--- Start Given entries ---
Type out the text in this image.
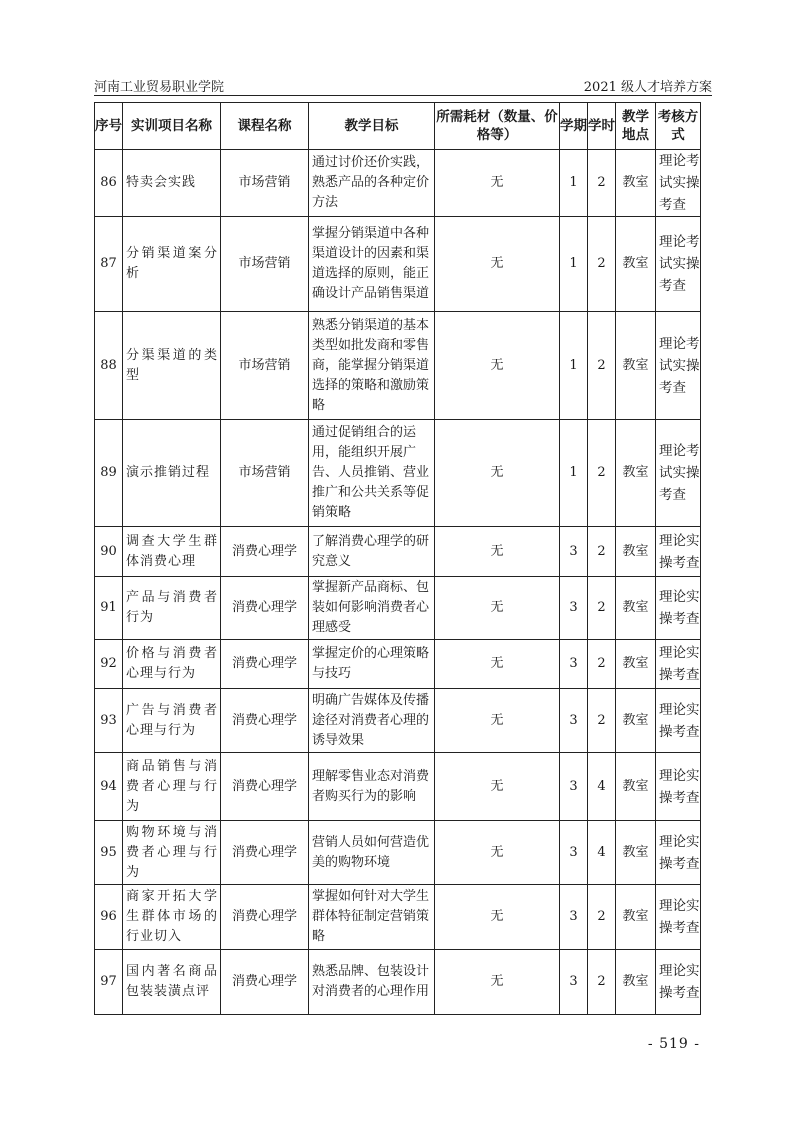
河南工业贸易职业学院	2021 级人才培养方案
序号	实训项目名称	课程名称	教学目标	所需耗材（数量、价格等）	学期	学时	教学地点	考核方式
86	特卖会实践	市场营销	通过讨价还价实践，熟悉产品的各种定价方法	无	1	2	教室	理论考试实操考查
87	分销渠道案分析	市场营销	掌握分销渠道中各种渠道设计的因素和渠道选择的原则，能正确设计产品销售渠道	无	1	2	教室	理论考试实操考查
88	分渠渠道的类型	市场营销	熟悉分销渠道的基本类型如批发商和零售商，能掌握分销渠道选择的策略和激励策略	无	1	2	教室	理论考试实操考查
89	演示推销过程	市场营销	通过促销组合的运用，能组织开展广告、人员推销、营业推广和公共关系等促销策略	无	1	2	教室	理论考试实操考查
90	调查大学生群体消费心理	消费心理学	了解消费心理学的研究意义	无	3	2	教室	理论实操考查
91	产品与消费者行为	消费心理学	掌握新产品商标、包装如何影响消费者心理感受	无	3	2	教室	理论实操考查
92	价格与消费者心理与行为	消费心理学	掌握定价的心理策略与技巧	无	3	2	教室	理论实操考查
93	广告与消费者心理与行为	消费心理学	明确广告媒体及传播途径对消费者心理的诱导效果	无	3	2	教室	理论实操考查
94	商品销售与消费者心理与行为	消费心理学	理解零售业态对消费者购买行为的影响	无	3	4	教室	理论实操考查
95	购物环境与消费者心理与行为	消费心理学	营销人员如何营造优美的购物环境	无	3	4	教室	理论实操考查
96	商家开拓大学生群体市场的行业切入	消费心理学	掌握如何针对大学生群体特征制定营销策略	无	3	2	教室	理论实操考查
97	国内著名商品包装装潢点评	消费心理学	熟悉品牌、包装设计对消费者的心理作用	无	3	2	教室	理论实操考查
- 519 -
--- End Given entries ---
• What the exercise asks:
Transcribe all of the entries word for word, but skip any pictures they contain.

• Final result:
Type out the text in this image.
河南工业贸易职业学院	2021 级人才培养方案
序号	实训项目名称	课程名称	教学目标	所需耗材（数量、价格等）	学期	学时	教学地点	考核方式
86	特卖会实践	市场营销	通过讨价还价实践，熟悉产品的各种定价方法	无	1	2	教室	理论考试实操考查
87	分销渠道案分析	市场营销	掌握分销渠道中各种渠道设计的因素和渠道选择的原则，能正确设计产品销售渠道	无	1	2	教室	理论考试实操考查
88	分渠渠道的类型	市场营销	熟悉分销渠道的基本类型如批发商和零售商，能掌握分销渠道选择的策略和激励策略	无	1	2	教室	理论考试实操考查
89	演示推销过程	市场营销	通过促销组合的运用，能组织开展广告、人员推销、营业推广和公共关系等促销策略	无	1	2	教室	理论考试实操考查
90	调查大学生群体消费心理	消费心理学	了解消费心理学的研究意义	无	3	2	教室	理论实操考查
91	产品与消费者行为	消费心理学	掌握新产品商标、包装如何影响消费者心理感受	无	3	2	教室	理论实操考查
92	价格与消费者心理与行为	消费心理学	掌握定价的心理策略与技巧	无	3	2	教室	理论实操考查
93	广告与消费者心理与行为	消费心理学	明确广告媒体及传播途径对消费者心理的诱导效果	无	3	2	教室	理论实操考查
94	商品销售与消费者心理与行为	消费心理学	理解零售业态对消费者购买行为的影响	无	3	4	教室	理论实操考查
95	购物环境与消费者心理与行为	消费心理学	营销人员如何营造优美的购物环境	无	3	4	教室	理论实操考查
96	商家开拓大学生群体市场的行业切入	消费心理学	掌握如何针对大学生群体特征制定营销策略	无	3	2	教室	理论实操考查
97	国内著名商品包装装潢点评	消费心理学	熟悉品牌、包装设计对消费者的心理作用	无	3	2	教室	理论实操考查
- 519 -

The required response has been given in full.